#### [Brief]
Omit the images, then output each of the records below exactly.

(Extracted data entries)
#####

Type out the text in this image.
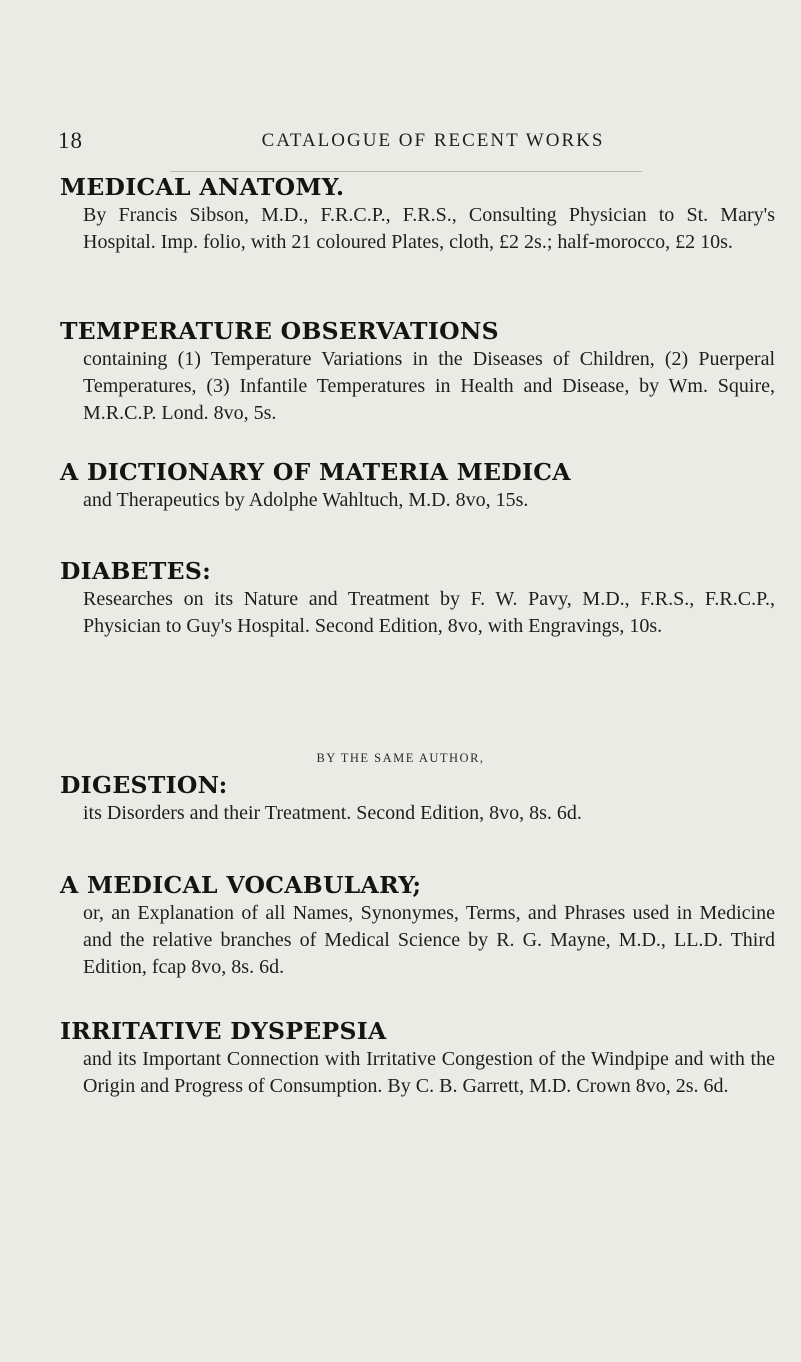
18	CATALOGUE OF RECENT WORKS
MEDICAL ANATOMY.
By Francis Sibson, M.D., F.R.C.P., F.R.S., Consulting Physician to St. Mary's Hospital. Imp. folio, with 21 coloured Plates, cloth, £2 2s.; half-morocco, £2 10s.
TEMPERATURE OBSERVATIONS
containing (1) Temperature Variations in the Diseases of Children, (2) Puerperal Temperatures, (3) Infantile Temperatures in Health and Disease, by Wm. Squire, M.R.C.P. Lond. 8vo, 5s.
A DICTIONARY OF MATERIA MEDICA
and Therapeutics by Adolphe Wahltuch, M.D. 8vo, 15s.
DIABETES:
Researches on its Nature and Treatment by F. W. Pavy, M.D., F.R.S., F.R.C.P., Physician to Guy's Hospital. Second Edition, 8vo, with Engravings, 10s.
BY THE SAME AUTHOR,
DIGESTION:
its Disorders and their Treatment. Second Edition, 8vo, 8s. 6d.
A MEDICAL VOCABULARY;
or, an Explanation of all Names, Synonymes, Terms, and Phrases used in Medicine and the relative branches of Medical Science by R. G. Mayne, M.D., LL.D. Third Edition, fcap 8vo, 8s. 6d.
IRRITATIVE DYSPEPSIA
and its Important Connection with Irritative Congestion of the Windpipe and with the Origin and Progress of Consumption. By C. B. Garrett, M.D. Crown 8vo, 2s. 6d.
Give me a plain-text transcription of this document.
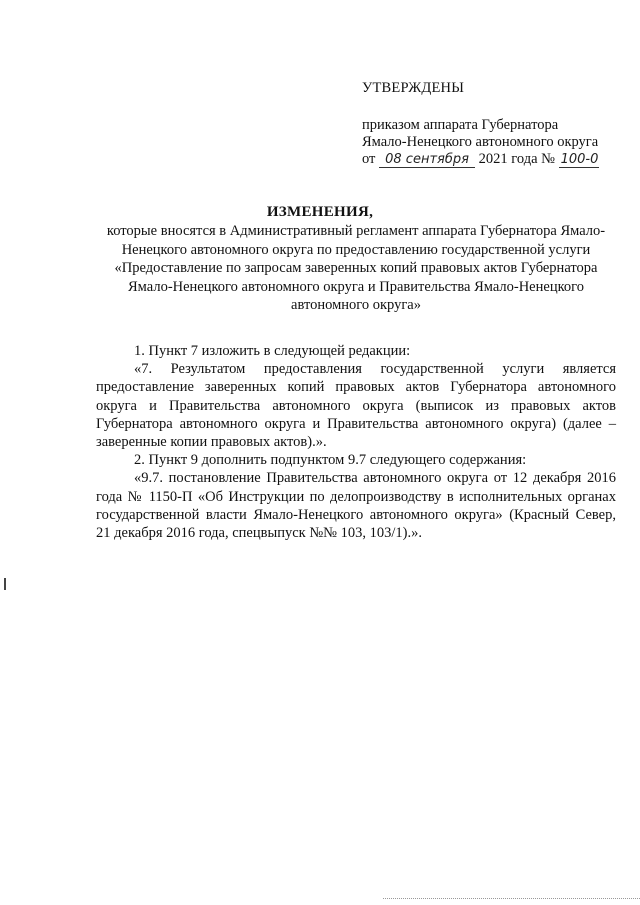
УТВЕРЖДЕНЫ
приказом аппарата Губернатора
Ямало-Ненецкого автономного округа
от 08 сентября 2021 года № 100-0
ИЗМЕНЕНИЯ,
которые вносятся в Административный регламент аппарата Губернатора Ямало-Ненецкого автономного округа по предоставлению государственной услуги «Предоставление по запросам заверенных копий правовых актов Губернатора Ямало-Ненецкого автономного округа и Правительства Ямало-Ненецкого автономного округа»

1. Пункт 7 изложить в следующей редакции:

«7. Результатом предоставления государственной услуги является предоставление заверенных копий правовых актов Губернатора автономного округа и Правительства автономного округа (выписок из правовых актов Губернатора автономного округа и Правительства автономного округа) (далее – заверенные копии правовых актов).».

2. Пункт 9 дополнить подпунктом 9.7 следующего содержания:

«9.7. постановление Правительства автономного округа от 12 декабря 2016 года № 1150-П «Об Инструкции по делопроизводству в исполнительных органах государственной власти Ямало-Ненецкого автономного округа» (Красный Север, 21 декабря 2016 года, спецвыпуск №№ 103, 103/1).».
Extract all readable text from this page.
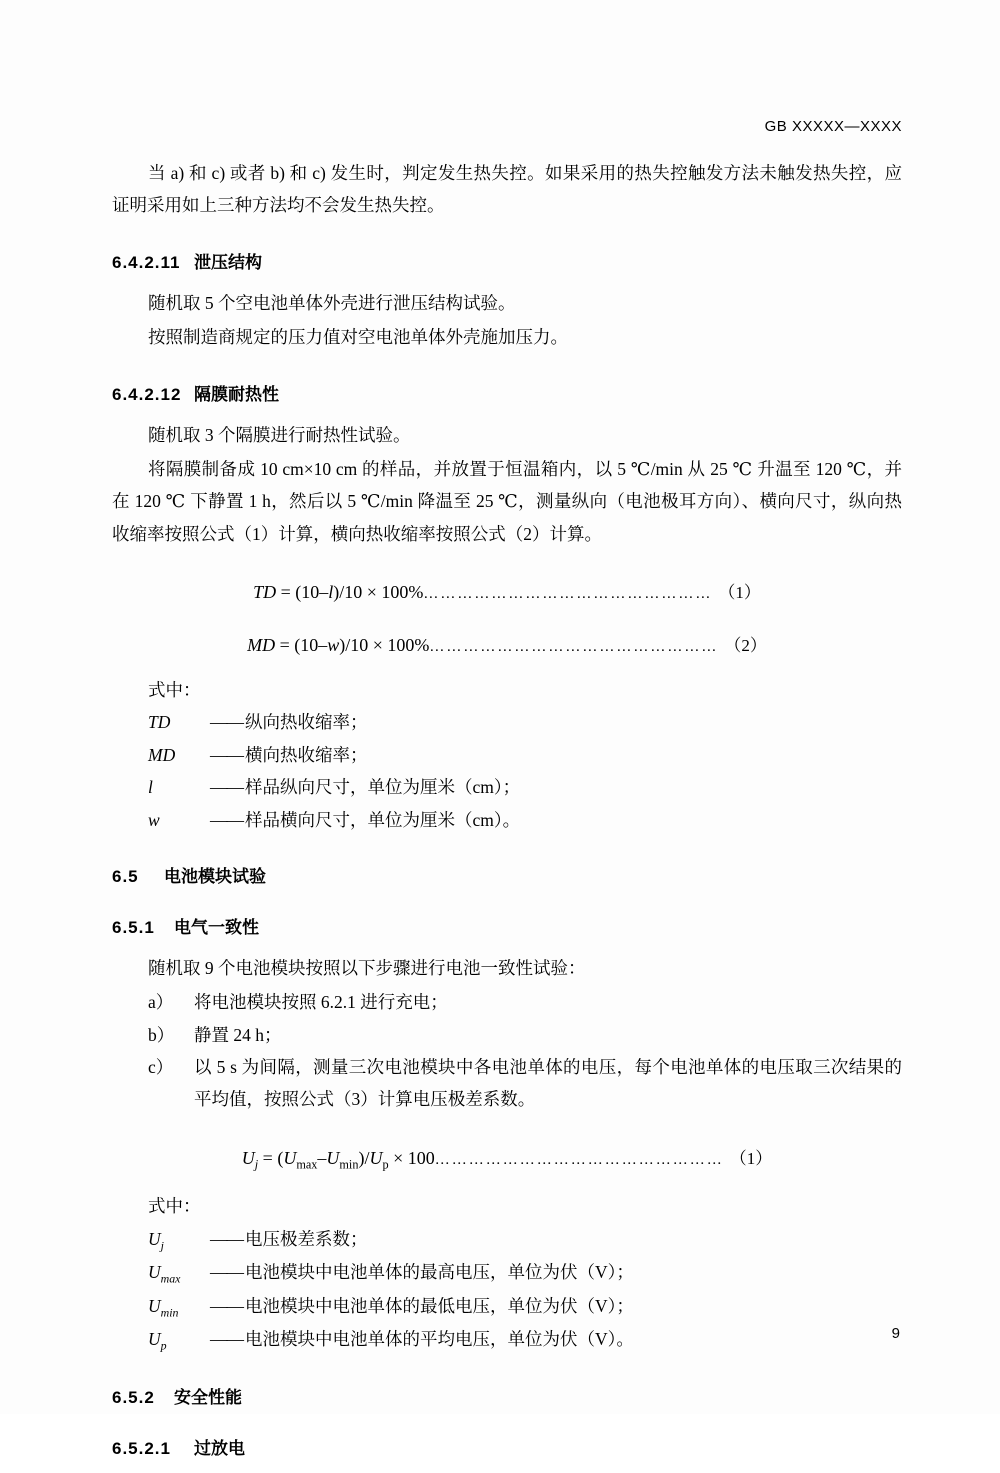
GB XXXXX—XXXX

当 a) 和 c) 或者 b) 和 c) 发生时，判定发生热失控。如果采用的热失控触发方法未触发热失控，应证明采用如上三种方法均不会发生热失控。

6.4.2.11 泄压结构

随机取 5 个空电池单体外壳进行泄压结构试验。

按照制造商规定的压力值对空电池单体外壳施加压力。

6.4.2.12 隔膜耐热性

随机取 3 个隔膜进行耐热性试验。

将隔膜制备成 10 cm×10 cm 的样品，并放置于恒温箱内，以 5 ℃/min 从 25 ℃ 升温至 120 ℃，并在 120 ℃ 下静置 1 h，然后以 5 ℃/min 降温至 25 ℃，测量纵向（电池极耳方向）、横向尺寸，纵向热收缩率按照公式（1）计算，横向热收缩率按照公式（2）计算。

TD = (10–l)/10 × 100% …………………………………………… （1）
MD = (10–w)/10 × 100% …………………………………………… （2）
式中：
TD	—— 纵向热收缩率；
MD	—— 横向热收缩率；
l	—— 样品纵向尺寸，单位为厘米（cm）；
w	—— 样品横向尺寸，单位为厘米（cm）。
6.5 电池模块试验
6.5.1 电气一致性

随机取 9 个电池模块按照以下步骤进行电池一致性试验：

a）	将电池模块按照 6.2.1 进行充电；
b）	静置 24 h；
c）	以 5 s 为间隔，测量三次电池模块中各电池单体的电压，每个电池单体的电压取三次结果的平均值，按照公式（3）计算电压极差系数。
$U_j = (U_{max}-U_{min})/U_p \times 100$ …………………………………………… （1）
式中：
$U_j$	—— 电压极差系数；
$U_{max}$	—— 电池模块中电池单体的最高电压，单位为伏（V）；
$U_{min}$	—— 电池模块中电池单体的最低电压，单位为伏（V）；
$U_p$	—— 电池模块中电池单体的平均电压，单位为伏（V）。
6.5.2 安全性能
6.5.2.1 过放电
9
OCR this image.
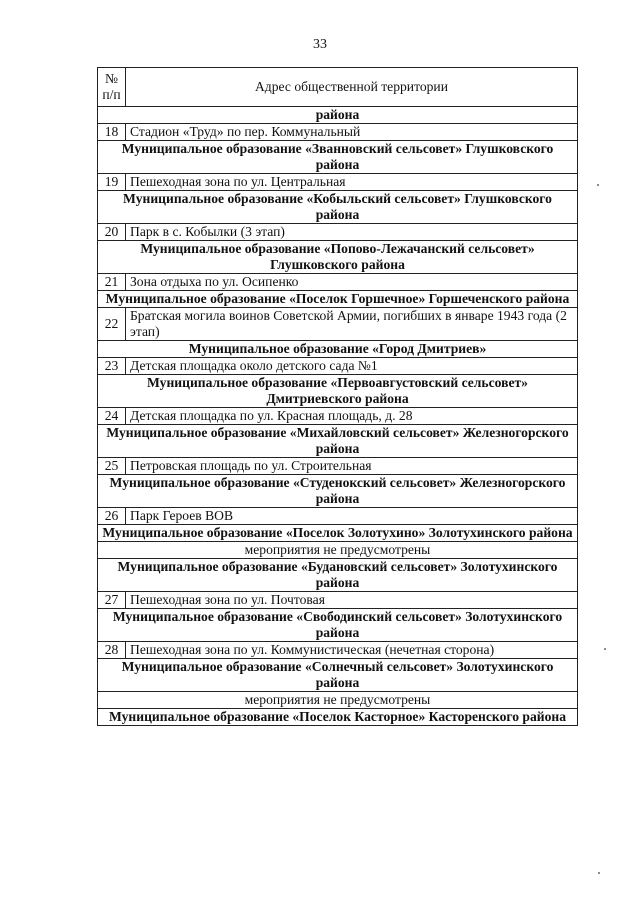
33
№
п/п	Адрес общественной территории
района	
18	Стадион «Труд» по пер. Коммунальный
Муниципальное образование «Званновский сельсовет» Глушковского района	
19	Пешеходная зона по ул. Центральная
Муниципальное образование «Кобыльский сельсовет» Глушковского района	
20	Парк в с. Кобылки (3 этап)
Муниципальное образование «Попово-Лежачанский сельсовет» Глушковского района	
21	Зона отдыха по ул. Осипенко
Муниципальное образование «Поселок Горшечное» Горшеченского района	
22	Братская могила воинов Советской Армии, погибших в январе 1943 года (2 этап)
Муниципальное образование «Город Дмитриев»	
23	Детская площадка около детского сада №1
Муниципальное образование «Первоавгустовский сельсовет» Дмитриевского района	
24	Детская площадка по ул. Красная площадь, д. 28
Муниципальное образование «Михайловский сельсовет» Железногорского района	
25	Петровская площадь по ул. Строительная
Муниципальное образование «Студенокский сельсовет» Железногорского района	
26	Парк Героев ВОВ
Муниципальное образование «Поселок Золотухино» Золотухинского района	
мероприятия не предусмотрены	
Муниципальное образование «Будановский сельсовет» Золотухинского района	
27	Пешеходная зона по ул. Почтовая
Муниципальное образование «Свободинский сельсовет» Золотухинского района	
28	Пешеходная зона по ул. Коммунистическая (нечетная сторона)
Муниципальное образование «Солнечный сельсовет» Золотухинского района	
мероприятия не предусмотрены	
Муниципальное образование «Поселок Касторное» Касторенского района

#####

#### [Answer in full]
Type out the text in this image.
18	CATALOGUE OF RECENT WORKS
MEDICAL ANATOMY.
By Francis Sibson, M.D., F.R.C.P., F.R.S., Consulting Physician to St. Mary's Hospital. Imp. folio, with 21 coloured Plates, cloth, £2 2s.; half-morocco, £2 10s.
TEMPERATURE OBSERVATIONS
containing (1) Temperature Variations in the Diseases of Children, (2) Puerperal Temperatures, (3) Infantile Temperatures in Health and Disease, by Wm. Squire, M.R.C.P. Lond. 8vo, 5s.
A DICTIONARY OF MATERIA MEDICA
and Therapeutics by Adolphe Wahltuch, M.D. 8vo, 15s.
DIABETES:
Researches on its Nature and Treatment by F. W. Pavy, M.D., F.R.S., F.R.C.P., Physician to Guy's Hospital. Second Edition, 8vo, with Engravings, 10s.
BY THE SAME AUTHOR,
DIGESTION:
its Disorders and their Treatment. Second Edition, 8vo, 8s. 6d.
A MEDICAL VOCABULARY;
or, an Explanation of all Names, Synonymes, Terms, and Phrases used in Medicine and the relative branches of Medical Science by R. G. Mayne, M.D., LL.D. Third Edition, fcap 8vo, 8s. 6d.
IRRITATIVE DYSPEPSIA
and its Important Connection with Irritative Congestion of the Windpipe and with the Origin and Progress of Consumption. By C. B. Garrett, M.D. Crown 8vo, 2s. 6d.
Give me a plain-text transcription of this document.
УТВЕРЖДЕНЫ
приказом аппарата Губернатора
Ямало-Ненецкого автономного округа
от 08 сентября 2021 года № 100-0
ИЗМЕНЕНИЯ,
которые вносятся в Административный регламент аппарата Губернатора Ямало-Ненецкого автономного округа по предоставлению государственной услуги «Предоставление по запросам заверенных копий правовых актов Губернатора Ямало-Ненецкого автономного округа и Правительства Ямало-Ненецкого автономного округа»

1. Пункт 7 изложить в следующей редакции:

«7. Результатом предоставления государственной услуги является предоставление заверенных копий правовых актов Губернатора автономного округа и Правительства автономного округа (выписок из правовых актов Губернатора автономного округа и Правительства автономного округа) (далее – заверенные копии правовых актов).».

2. Пункт 9 дополнить подпунктом 9.7 следующего содержания:

«9.7. постановление Правительства автономного округа от 12 декабря 2016 года № 1150-П «Об Инструкции по делопроизводству в исполнительных органах государственной власти Ямало-Ненецкого автономного округа» (Красный Север, 21 декабря 2016 года, спецвыпуск №№ 103, 103/1).».
Extract all readable text from this page.
GB XXXXX—XXXX

当 a) 和 c) 或者 b) 和 c) 发生时，判定发生热失控。如果采用的热失控触发方法未触发热失控，应证明采用如上三种方法均不会发生热失控。

6.4.2.11 泄压结构

随机取 5 个空电池单体外壳进行泄压结构试验。

按照制造商规定的压力值对空电池单体外壳施加压力。

6.4.2.12 隔膜耐热性

随机取 3 个隔膜进行耐热性试验。

将隔膜制备成 10 cm×10 cm 的样品，并放置于恒温箱内，以 5 ℃/min 从 25 ℃ 升温至 120 ℃，并在 120 ℃ 下静置 1 h，然后以 5 ℃/min 降温至 25 ℃，测量纵向（电池极耳方向）、横向尺寸，纵向热收缩率按照公式（1）计算，横向热收缩率按照公式（2）计算。

TD = (10–l)/10 × 100% …………………………………………… （1）
MD = (10–w)/10 × 100% …………………………………………… （2）
式中：
TD	—— 纵向热收缩率；
MD	—— 横向热收缩率；
l	—— 样品纵向尺寸，单位为厘米（cm）；
w	—— 样品横向尺寸，单位为厘米（cm）。
6.5 电池模块试验
6.5.1 电气一致性

随机取 9 个电池模块按照以下步骤进行电池一致性试验：

a）	将电池模块按照 6.2.1 进行充电；
b）	静置 24 h；
c）	以 5 s 为间隔，测量三次电池模块中各电池单体的电压，每个电池单体的电压取三次结果的平均值，按照公式（3）计算电压极差系数。
$U_j = (U_{max}-U_{min})/U_p \times 100$ …………………………………………… （1）
式中：
$U_j$	—— 电压极差系数；
$U_{max}$	—— 电池模块中电池单体的最高电压，单位为伏（V）；
$U_{min}$	—— 电池模块中电池单体的最低电压，单位为伏（V）；
$U_p$	—— 电池模块中电池单体的平均电压，单位为伏（V）。
6.5.2 安全性能
6.5.2.1 过放电
9
OCR this image.
33
№
п/п	Адрес общественной территории
района	
18	Стадион «Труд» по пер. Коммунальный
Муниципальное образование «Званновский сельсовет» Глушковского района	
19	Пешеходная зона по ул. Центральная
Муниципальное образование «Кобыльский сельсовет» Глушковского района	
20	Парк в с. Кобылки (3 этап)
Муниципальное образование «Попово-Лежачанский сельсовет» Глушковского района	
21	Зона отдыха по ул. Осипенко
Муниципальное образование «Поселок Горшечное» Горшеченского района	
22	Братская могила воинов Советской Армии, погибших в январе 1943 года (2 этап)
Муниципальное образование «Город Дмитриев»	
23	Детская площадка около детского сада №1
Муниципальное образование «Первоавгустовский сельсовет» Дмитриевского района	
24	Детская площадка по ул. Красная площадь, д. 28
Муниципальное образование «Михайловский сельсовет» Железногорского района	
25	Петровская площадь по ул. Строительная
Муниципальное образование «Студенокский сельсовет» Железногорского района	
26	Парк Героев ВОВ
Муниципальное образование «Поселок Золотухино» Золотухинского района	
мероприятия не предусмотрены	
Муниципальное образование «Будановский сельсовет» Золотухинского района	
27	Пешеходная зона по ул. Почтовая
Муниципальное образование «Свободинский сельсовет» Золотухинского района	
28	Пешеходная зона по ул. Коммунистическая (нечетная сторона)
Муниципальное образование «Солнечный сельсовет» Золотухинского района	
мероприятия не предусмотрены	
Муниципальное образование «Поселок Касторное» Касторенского района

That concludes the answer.